Which lines of the records contain "this"? Collect every one of them.

┌─ MATERIAL TO PROCESS

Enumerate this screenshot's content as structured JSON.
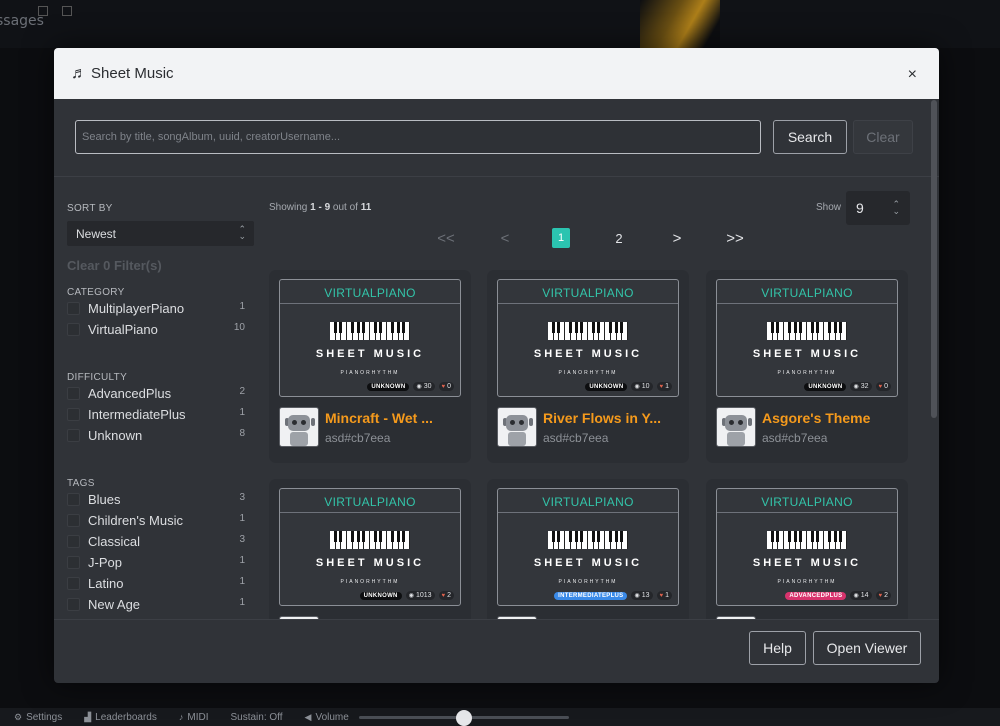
{
  "background": {
    "partial_text": "ssages",
    "bottom_bar": [
      {
        "icon": "gear-icon",
        "label": "Settings"
      },
      {
        "icon": "leaderboard-icon",
        "label": "Leaderboards"
      },
      {
        "icon": "midi-icon",
        "label": "MIDI"
      },
      {
        "icon": "",
        "label": "Sustain: Off"
      },
      {
        "icon": "volume-icon",
        "label": "Volume"
      }
    ],
    "volume_level": 0.5
  },
  "modal": {
    "title": "Sheet Music",
    "close_symbol": "×",
    "search": {
      "placeholder": "Search by title, songAlbum, uuid, creatorUsername...",
      "value": "",
      "search_label": "Search",
      "clear_label": "Clear"
    },
    "sidebar": {
      "sort_label": "SORT BY",
      "sort_value": "Newest",
      "clear_filters": "Clear 0 Filter(s)",
      "category_label": "CATEGORY",
      "categories": [
        {
          "label": "MultiplayerPiano",
          "count": "1"
        },
        {
          "label": "VirtualPiano",
          "count": "10"
        }
      ],
      "difficulty_label": "DIFFICULTY",
      "difficulties": [
        {
          "label": "AdvancedPlus",
          "count": "2"
        },
        {
          "label": "IntermediatePlus",
          "count": "1"
        },
        {
          "label": "Unknown",
          "count": "8"
        }
      ],
      "tags_label": "TAGS",
      "tags": [
        {
          "label": "Blues",
          "count": "3"
        },
        {
          "label": "Children's Music",
          "count": "1"
        },
        {
          "label": "Classical",
          "count": "3"
        },
        {
          "label": "J-Pop",
          "count": "1"
        },
        {
          "label": "Latino",
          "count": "1"
        },
        {
          "label": "New Age",
          "count": "1"
        }
      ]
    },
    "results": {
      "showing_prefix": "Showing ",
      "showing_range": "1 - 9",
      "showing_mid": " out of ",
      "showing_total": "11",
      "show_label": "Show",
      "show_value": "9"
    },
    "pagination": {
      "first": "<<",
      "prev": "<",
      "pages": [
        "1",
        "2"
      ],
      "current": "1",
      "next": ">",
      "last": ">>"
    },
    "cards": [
      {
        "category": "VIRTUALPIANO",
        "difficulty": "UNKNOWN",
        "difficulty_style": "unknown",
        "views": "30",
        "likes": "0",
        "title": "Mincraft - Wet ...",
        "author": "asd#cb7eea"
      },
      {
        "category": "VIRTUALPIANO",
        "difficulty": "UNKNOWN",
        "difficulty_style": "unknown",
        "views": "10",
        "likes": "1",
        "title": "River Flows in Y...",
        "author": "asd#cb7eea"
      },
      {
        "category": "VIRTUALPIANO",
        "difficulty": "UNKNOWN",
        "difficulty_style": "unknown",
        "views": "32",
        "likes": "0",
        "title": "Asgore's Theme",
        "author": "asd#cb7eea"
      },
      {
        "category": "VIRTUALPIANO",
        "difficulty": "UNKNOWN",
        "difficulty_style": "unknown",
        "views": "1013",
        "likes": "2",
        "title": "",
        "author": ""
      },
      {
        "category": "VIRTUALPIANO",
        "difficulty": "INTERMEDIATEPLUS",
        "difficulty_style": "intermediate",
        "views": "13",
        "likes": "1",
        "title": "",
        "author": ""
      },
      {
        "category": "VIRTUALPIANO",
        "difficulty": "ADVANCEDPLUS",
        "difficulty_style": "advanced",
        "views": "14",
        "likes": "2",
        "title": "",
        "author": ""
      }
    ],
    "thumbnail": {
      "heading": "SHEET MUSIC",
      "brand": "PIANORHYTHM"
    },
    "footer": {
      "help_label": "Help",
      "viewer_label": "Open Viewer"
    }
  },
  "colors": {
    "accent": "#2bc4b0",
    "title": "#f59a1c",
    "category": "#33c4a9"
  }
}
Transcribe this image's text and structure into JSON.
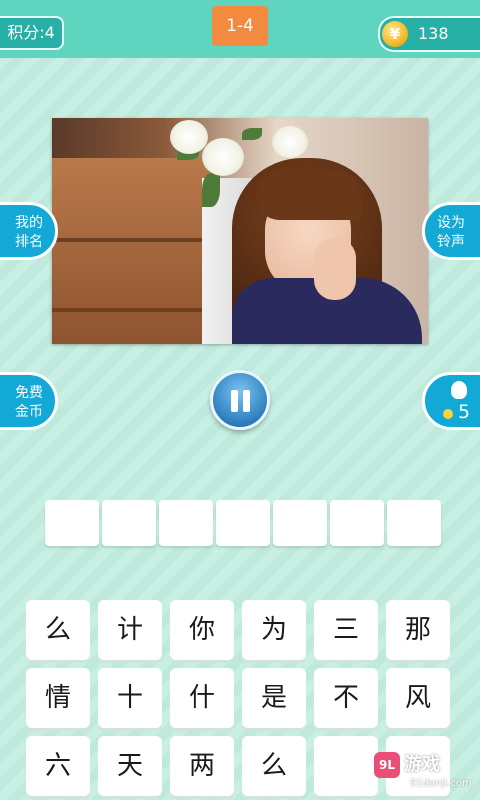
{
  "header": {
    "score_label": "积分:4",
    "level": "1-4",
    "coin_symbol": "¥",
    "coins": "138"
  },
  "side_buttons": {
    "my_rank": "我的\n排名",
    "set_ringtone": "设为\n铃声",
    "free_coins": "免费\n金币",
    "hint_count": "5"
  },
  "answer_slots": 7,
  "keyboard": {
    "rows": [
      [
        "么",
        "计",
        "你",
        "为",
        "三",
        "那"
      ],
      [
        "情",
        "十",
        "什",
        "是",
        "不",
        "风"
      ],
      [
        "六",
        "天",
        "两",
        "么",
        "",
        ""
      ]
    ]
  },
  "watermark": {
    "logo": "9L",
    "name": "游戏",
    "url": "91danji.com"
  },
  "colors": {
    "header": "#5fd4bf",
    "accent_blue": "#12a9d6",
    "level_badge": "#f28a3f"
  }
}
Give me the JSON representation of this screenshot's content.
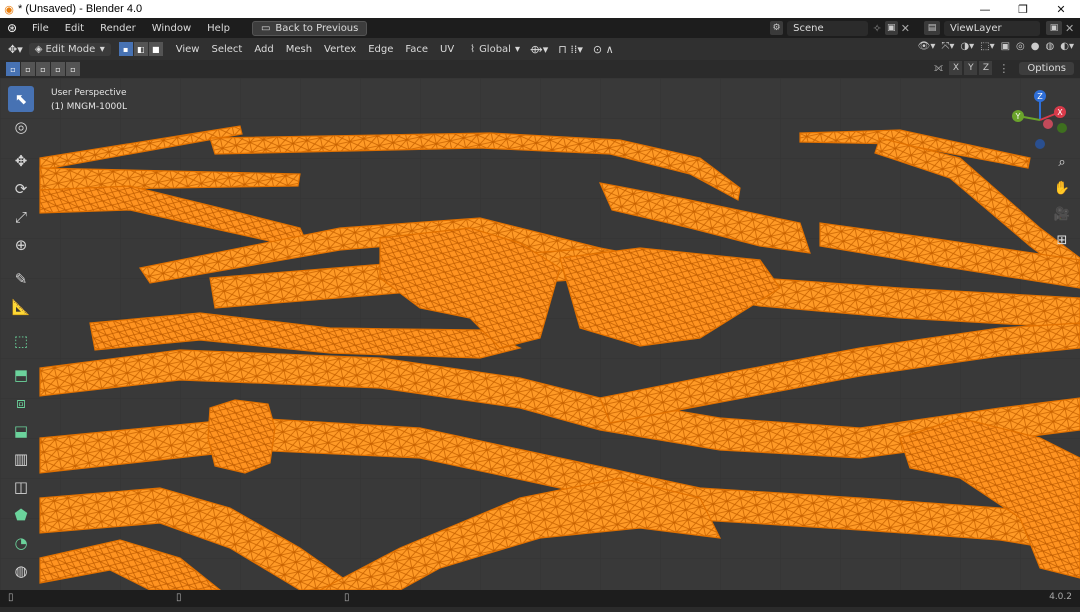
{
  "window": {
    "title": "* (Unsaved) - Blender 4.0",
    "controls": [
      "—",
      "❐",
      "✕"
    ]
  },
  "topbar": {
    "menu": [
      "File",
      "Edit",
      "Render",
      "Window",
      "Help"
    ],
    "back_button": "Back to Previous",
    "scene": "Scene",
    "view_layer": "ViewLayer"
  },
  "header": {
    "mode": "Edit Mode",
    "select_modes": [
      "vertex",
      "edge",
      "face"
    ],
    "active_select_mode": "vertex",
    "menus": [
      "View",
      "Select",
      "Add",
      "Mesh",
      "Vertex",
      "Edge",
      "Face",
      "UV"
    ],
    "orientation": "Global"
  },
  "row2": {
    "axes": [
      "X",
      "Y",
      "Z"
    ],
    "options_label": "Options"
  },
  "viewport": {
    "perspective": "User Perspective",
    "object": "(1) MNGM-1000L",
    "gizmo": {
      "z": "Z",
      "y": "Y",
      "x": "X"
    }
  },
  "tools": [
    {
      "name": "select-box-tool",
      "icon": "cursor-arrow-icon",
      "glyph": "⬉",
      "active": true
    },
    {
      "name": "cursor-tool",
      "icon": "cursor-target-icon",
      "glyph": "◎"
    },
    {
      "name": "move-tool",
      "icon": "move-icon",
      "glyph": "✥"
    },
    {
      "name": "rotate-tool",
      "icon": "rotate-icon",
      "glyph": "⟳"
    },
    {
      "name": "scale-tool",
      "icon": "scale-icon",
      "glyph": "⤢"
    },
    {
      "name": "transform-tool",
      "icon": "transform-icon",
      "glyph": "⊕"
    },
    {
      "name": "annotate-tool",
      "icon": "annotate-icon",
      "glyph": "✎"
    },
    {
      "name": "measure-tool",
      "icon": "measure-icon",
      "glyph": "📐"
    },
    {
      "name": "add-cube-tool",
      "icon": "add-cube-icon",
      "glyph": "⬚"
    },
    {
      "name": "extrude-tool",
      "icon": "extrude-icon",
      "glyph": "⬒"
    },
    {
      "name": "inset-tool",
      "icon": "inset-icon",
      "glyph": "⧈"
    },
    {
      "name": "bevel-tool",
      "icon": "bevel-icon",
      "glyph": "⬓"
    },
    {
      "name": "loop-cut-tool",
      "icon": "loop-cut-icon",
      "glyph": "▥"
    },
    {
      "name": "knife-tool",
      "icon": "knife-icon",
      "glyph": "◫"
    },
    {
      "name": "poly-build-tool",
      "icon": "poly-build-icon",
      "glyph": "⬟"
    },
    {
      "name": "spin-tool",
      "icon": "spin-icon",
      "glyph": "◔"
    },
    {
      "name": "smooth-tool",
      "icon": "smooth-icon",
      "glyph": "◍"
    },
    {
      "name": "shear-tool",
      "icon": "shear-icon",
      "glyph": "▱"
    }
  ],
  "status": {
    "version": "4.0.2"
  },
  "colors": {
    "accent": "#4772b3",
    "mesh": "#ff8c10",
    "wire": "#e07000"
  }
}
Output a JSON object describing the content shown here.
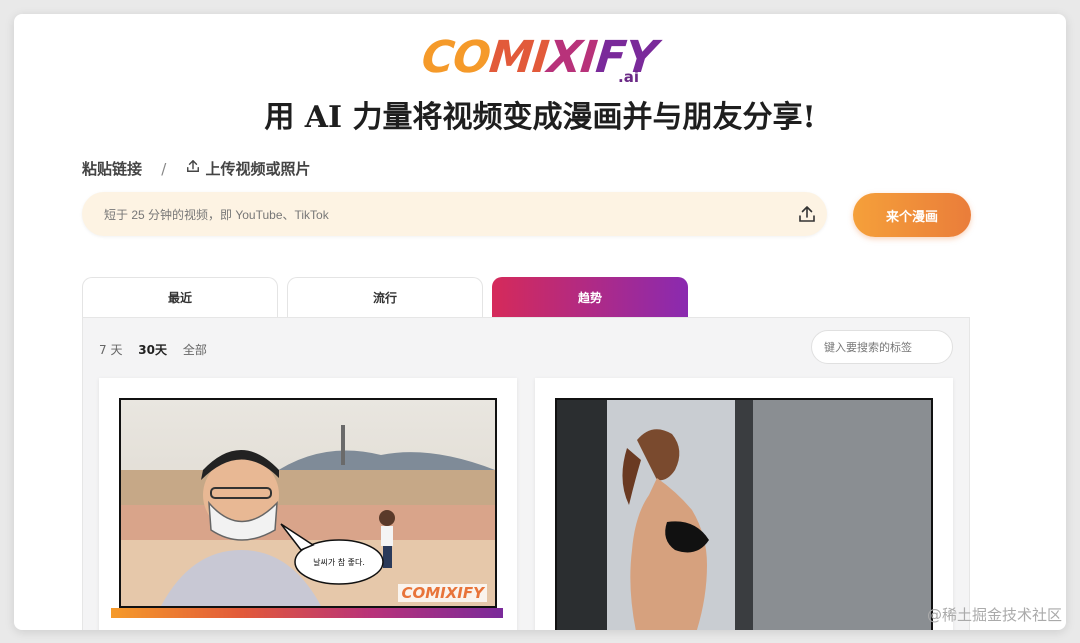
{
  "logo": {
    "text": "COMIXIFY",
    "suffix": ".ai"
  },
  "headline": "用 AI 力量将视频变成漫画并与朋友分享!",
  "source": {
    "paste_label": "粘贴链接",
    "separator": "/",
    "upload_label": "上传视频或照片"
  },
  "url_input": {
    "placeholder": "短于 25 分钟的视频，即 YouTube、TikTok",
    "value": ""
  },
  "go_button": "来个漫画",
  "tabs": [
    {
      "label": "最近",
      "active": false
    },
    {
      "label": "流行",
      "active": false
    },
    {
      "label": "趋势",
      "active": true
    }
  ],
  "time_filters": [
    {
      "label": "7 天",
      "selected": false
    },
    {
      "label": "30天",
      "selected": true
    },
    {
      "label": "全部",
      "selected": false
    }
  ],
  "tag_search": {
    "placeholder": "键入要搜索的标签",
    "value": ""
  },
  "cards": [
    {
      "speech_bubble": "날씨가 참 좋다.",
      "watermark": "COMIXIFY"
    },
    {
      "speech_bubble": "",
      "watermark": ""
    }
  ],
  "page_watermark": "@稀土掘金技术社区",
  "colors": {
    "accent_orange": "#ea7d3a",
    "tab_gradient_start": "#d52a5a",
    "tab_gradient_end": "#8a2ab0",
    "input_bg": "#fdf3e3"
  },
  "icons": [
    "upload-icon"
  ]
}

└─

- [FULL OUTPUT]
Enumerate this screenshot's content as structured JSON.
Transcribe this image's text and structure into JSON.
Give me the JSON representation of this screenshot's content.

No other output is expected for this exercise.